What is required
Below are the records; locate each line with the word "values" and copy it.

Source data
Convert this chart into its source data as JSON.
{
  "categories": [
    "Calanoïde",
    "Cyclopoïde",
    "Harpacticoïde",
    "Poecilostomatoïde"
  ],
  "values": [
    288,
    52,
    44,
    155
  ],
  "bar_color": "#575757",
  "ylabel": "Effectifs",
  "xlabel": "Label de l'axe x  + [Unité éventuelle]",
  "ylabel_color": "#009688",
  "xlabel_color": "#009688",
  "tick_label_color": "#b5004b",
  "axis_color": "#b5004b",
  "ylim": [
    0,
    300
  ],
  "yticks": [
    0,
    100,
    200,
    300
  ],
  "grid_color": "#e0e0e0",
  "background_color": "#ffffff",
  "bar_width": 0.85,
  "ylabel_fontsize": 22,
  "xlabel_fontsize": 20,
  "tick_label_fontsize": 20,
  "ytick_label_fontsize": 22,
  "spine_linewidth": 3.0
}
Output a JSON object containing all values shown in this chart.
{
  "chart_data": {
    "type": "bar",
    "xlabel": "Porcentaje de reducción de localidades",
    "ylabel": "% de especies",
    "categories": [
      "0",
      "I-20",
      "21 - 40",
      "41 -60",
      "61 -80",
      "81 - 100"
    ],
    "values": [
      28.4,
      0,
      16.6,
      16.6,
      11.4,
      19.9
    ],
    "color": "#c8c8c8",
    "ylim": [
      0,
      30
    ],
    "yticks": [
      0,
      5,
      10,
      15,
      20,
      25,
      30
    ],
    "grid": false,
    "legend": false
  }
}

Task solution
  "values": [
Output a JSON object containing all values shown in this chart.
    "values": [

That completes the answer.